(Data extracted from a collection)
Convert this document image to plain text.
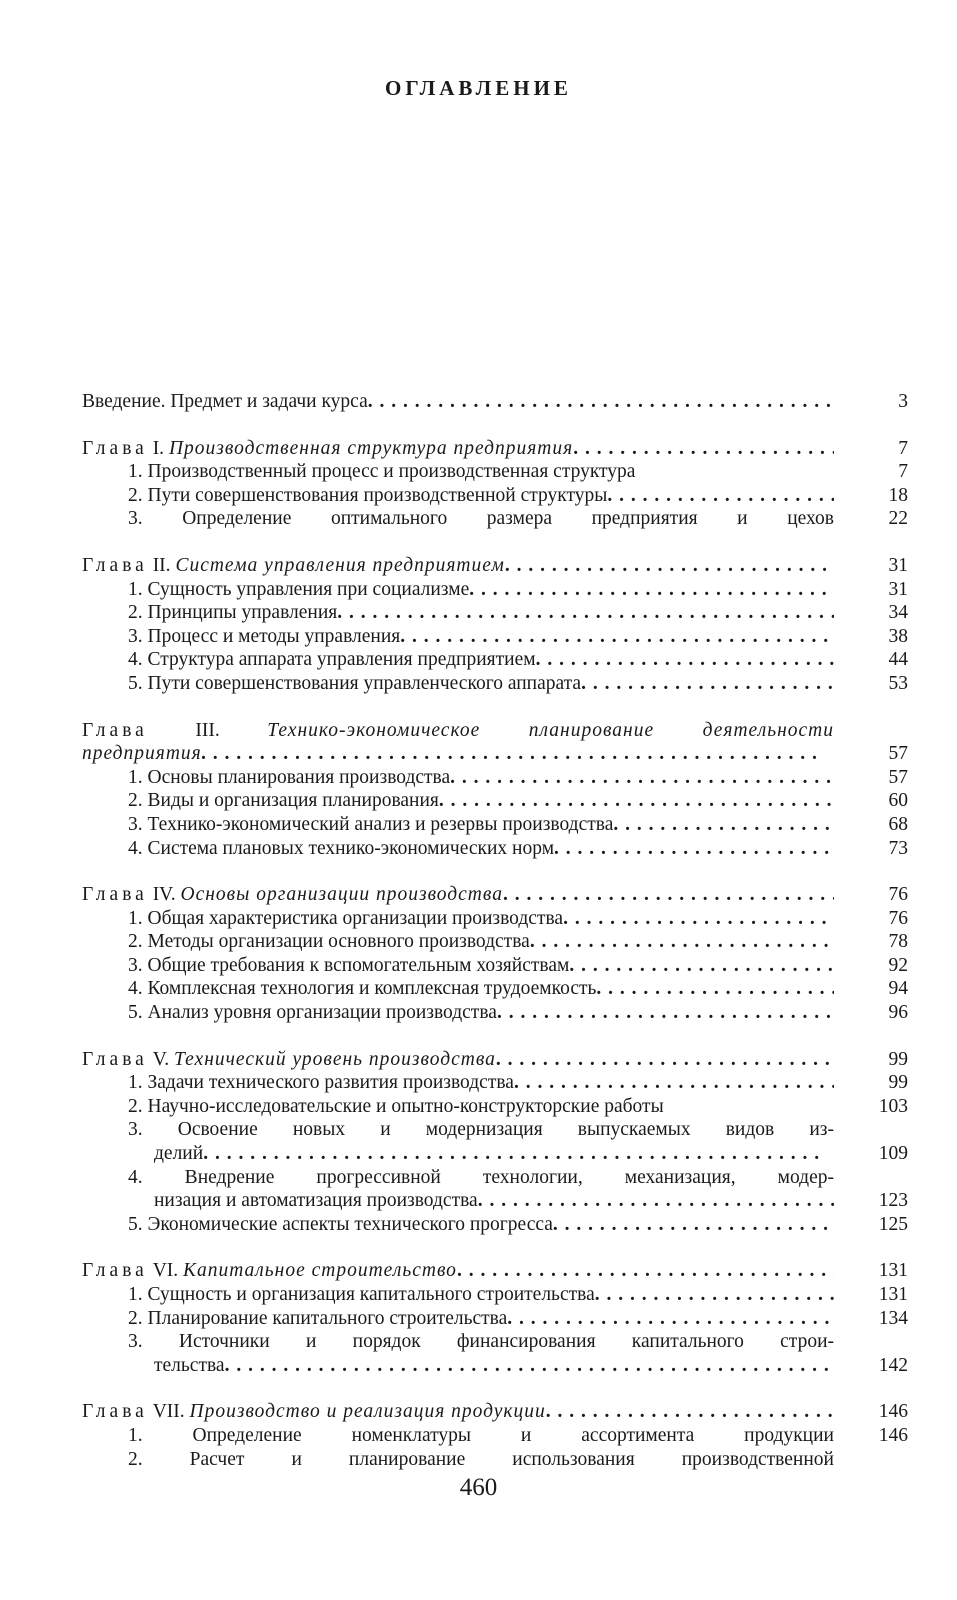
ОГЛАВЛЕНИЕ
Введение. Предмет и задачи курса . . .	3
Глава I. Производственная структура предприятия . . .	7
1. Производственный процесс и производственная структура	7
2. Пути совершенствования производственной структуры . . .	18
3. Определение оптимального размера предприятия и цехов	22
Глава II. Система управления предприятием . . .	31
1. Сущность управления при социализме . . .	31
2. Принципы управления . . .	34
3. Процесс и методы управления . . .	38
4. Структура аппарата управления предприятием . . .	44
5. Пути совершенствования управленческого аппарата . . .	53
Глава III. Технико-экономическое планирование деятельности
предприятия . . .	57
1. Основы планирования производства . . .	57
2. Виды и организация планирования . . .	60
3. Технико-экономический анализ и резервы производства . . .	68
4. Система плановых технико-экономических норм . . .	73
Глава IV. Основы организации производства . . .	76
1. Общая характеристика организации производства . . .	76
2. Методы организации основного производства . . .	78
3. Общие требования к вспомогательным хозяйствам . . .	92
4. Комплексная технология и комплексная трудоемкость . . .	94
5. Анализ уровня организации производства . . .	96
Глава V. Технический уровень производства . . .	99
1. Задачи технического развития производства . . .	99
2. Научно-исследовательские и опытно-конструкторские работы	103
3. Освоение новых и модернизация выпускаемых видов из-
делий . . .	109
4. Внедрение прогрессивной технологии, механизация, модер-
низация и автоматизация производства . . .	123
5. Экономические аспекты технического прогресса . . .	125
Глава VI. Капитальное строительство . . .	131
1. Сущность и организация капитального строительства . . .	131
2. Планирование капитального строительства . . .	134
3. Источники и порядок финансирования капитального строи-
тельства . . .	142
Глава VII. Производство и реализация продукции . . .	146
1. Определение номенклатуры и ассортимента продукции	146
2. Расчет и планирование использования производственной
460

*Task goal*
Make an exact copy of the records above, with the pictures left out.

*Reply*
Convert this document image to plain text.
ОГЛАВЛЕНИЕ
Введение. Предмет и задачи курса . . .	3
Глава I. Производственная структура предприятия . . .	7
1. Производственный процесс и производственная структура	7
2. Пути совершенствования производственной структуры . . .	18
3. Определение оптимального размера предприятия и цехов	22
Глава II. Система управления предприятием . . .	31
1. Сущность управления при социализме . . .	31
2. Принципы управления . . .	34
3. Процесс и методы управления . . .	38
4. Структура аппарата управления предприятием . . .	44
5. Пути совершенствования управленческого аппарата . . .	53
Глава III. Технико-экономическое планирование деятельности
предприятия . . .	57
1. Основы планирования производства . . .	57
2. Виды и организация планирования . . .	60
3. Технико-экономический анализ и резервы производства . . .	68
4. Система плановых технико-экономических норм . . .	73
Глава IV. Основы организации производства . . .	76
1. Общая характеристика организации производства . . .	76
2. Методы организации основного производства . . .	78
3. Общие требования к вспомогательным хозяйствам . . .	92
4. Комплексная технология и комплексная трудоемкость . . .	94
5. Анализ уровня организации производства . . .	96
Глава V. Технический уровень производства . . .	99
1. Задачи технического развития производства . . .	99
2. Научно-исследовательские и опытно-конструкторские работы	103
3. Освоение новых и модернизация выпускаемых видов из-
делий . . .	109
4. Внедрение прогрессивной технологии, механизация, модер-
низация и автоматизация производства . . .	123
5. Экономические аспекты технического прогресса . . .	125
Глава VI. Капитальное строительство . . .	131
1. Сущность и организация капитального строительства . . .	131
2. Планирование капитального строительства . . .	134
3. Источники и порядок финансирования капитального строи-
тельства . . .	142
Глава VII. Производство и реализация продукции . . .	146
1. Определение номенклатуры и ассортимента продукции	146
2. Расчет и планирование использования производственной
460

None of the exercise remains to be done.